Select all lines in the records that include "number".

Material provided
────────────────
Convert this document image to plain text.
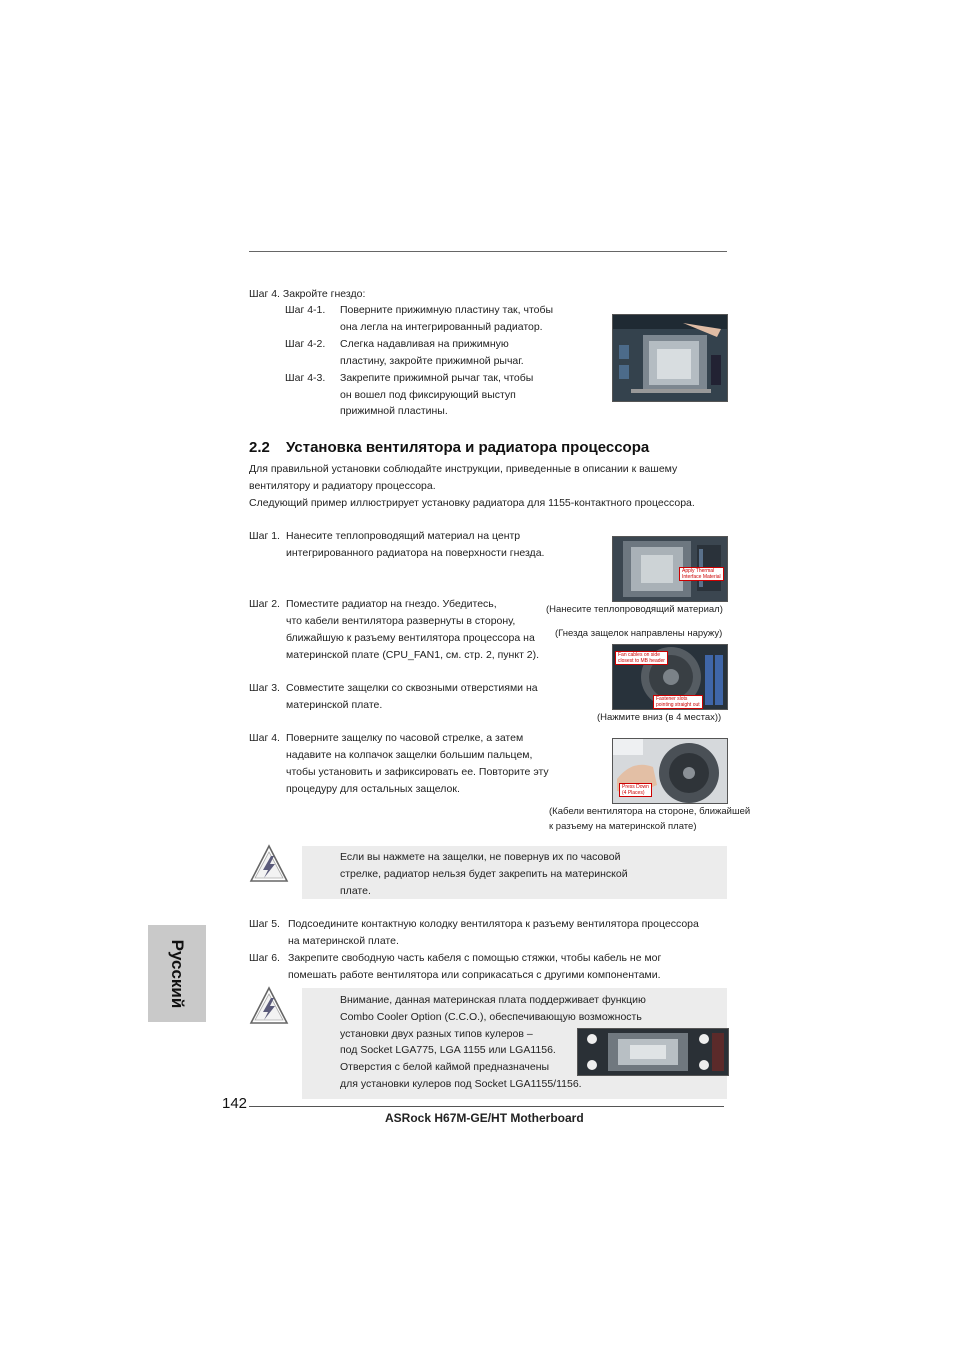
Шаг 4. Закройте гнездо:
Шаг 4-1. Поверните прижимную пластину так, чтобы
она легла на интегрированный радиатор.
Шаг 4-2. Слегка надавливая на прижимную
пластину, закройте прижимной рычаг.
Шаг 4-3. Закрепите прижимной рычаг так, чтобы
он вошел под фиксирующий выступ
прижимной пластины.
2.2 Установка вентилятора и радиатора процессора
Для правильной установки соблюдайте инструкции, приведенные в описании к вашему
вентилятору и радиатору процессора.
Следующий пример иллюстрирует установку радиатора для 1155-контактного процессора.
Шаг 1. Нанесите теплопроводящий материал на центр
интегрированного радиатора на поверхности гнезда.
Apply Thermal
Interface Material
(Нанесите теплопроводящий материал)
Шаг 2. Поместите радиатор на гнездо. Убедитесь,
что кабели вентилятора развернуты в сторону,
ближайшую к разъему вентилятора процессора на
материнской плате (CPU_FAN1, см. стр. 2, пункт 2).
(Гнезда защелок направлены наружу)
Fan cables on side
closest to MB header
Fastener slots
pointing straight out
Шаг 3. Совместите защелки со сквозными отверстиями на
материнской плате.
(Нажмите вниз (в 4 местах))
Шаг 4. Поверните защелку по часовой стрелке, а затем
надавите на колпачок защелки большим пальцем,
чтобы установить и зафиксировать ее. Повторите эту
процедуру для остальных защелок.	Press Down
(4 Places)
(Кабели вентилятора на стороне, ближайшей
к разъему на материнской плате)
Если вы нажмете на защелки, не повернув их по часовой
стрелке, радиатор нельзя будет закрепить на материнской
плате.
Шаг 5. Подсоедините контактную колодку вентилятора к разъему вентилятора процессора
на материнской плате.
Шаг 6. Закрепите свободную часть кабеля с помощью стяжки, чтобы кабель не мог
помешать работе вентилятора или соприкасаться с другими компонентами.
Русский	Внимание, данная материнская плата поддерживает функцию
Combo Cooler Option (C.C.O.), обеспечивающую возможность
установки двух разных типов кулеров –
под Socket LGA775, LGA 1155 или LGA1156.
Отверстия с белой каймой предназначены
для установки кулеров под Socket LGA1155/1156.
142
ASRock H67M-GE/HT Motherboard
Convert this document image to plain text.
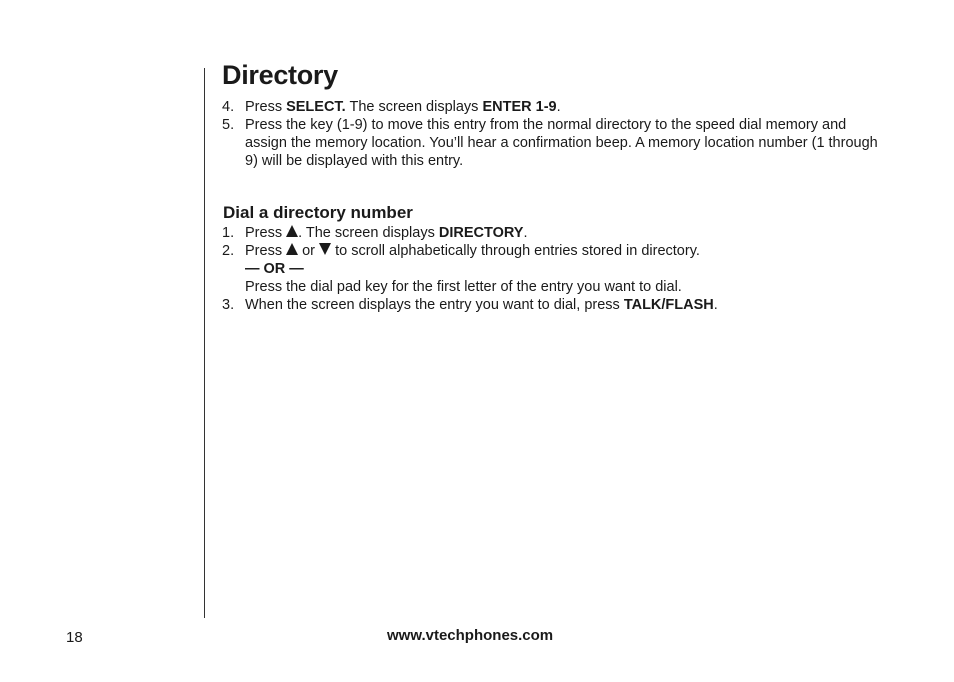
Directory
4. Press SELECT. The screen displays ENTER 1-9.
5. Press the key (1-9) to move this entry from the normal directory to the speed dial memory and assign the memory location. You’ll hear a confirmation beep. A memory location number (1 through 9) will be displayed with this entry.
Dial a directory number
1. Press . The screen displays DIRECTORY.
2. Press  or  to scroll alphabetically through entries stored in directory.
— OR —
Press the dial pad key for the first letter of the entry you want to dial.
3. When the screen displays the entry you want to dial, press TALK/FLASH.
18	www.vtechphones.com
────────────────
Output
5. Press the key (1-9) to move this entry from the normal directory to the speed dial memory and assign the memory location. You’ll hear a confirmation beep. A memory location number (1 through 9) will be displayed with this entry.
Dial a directory number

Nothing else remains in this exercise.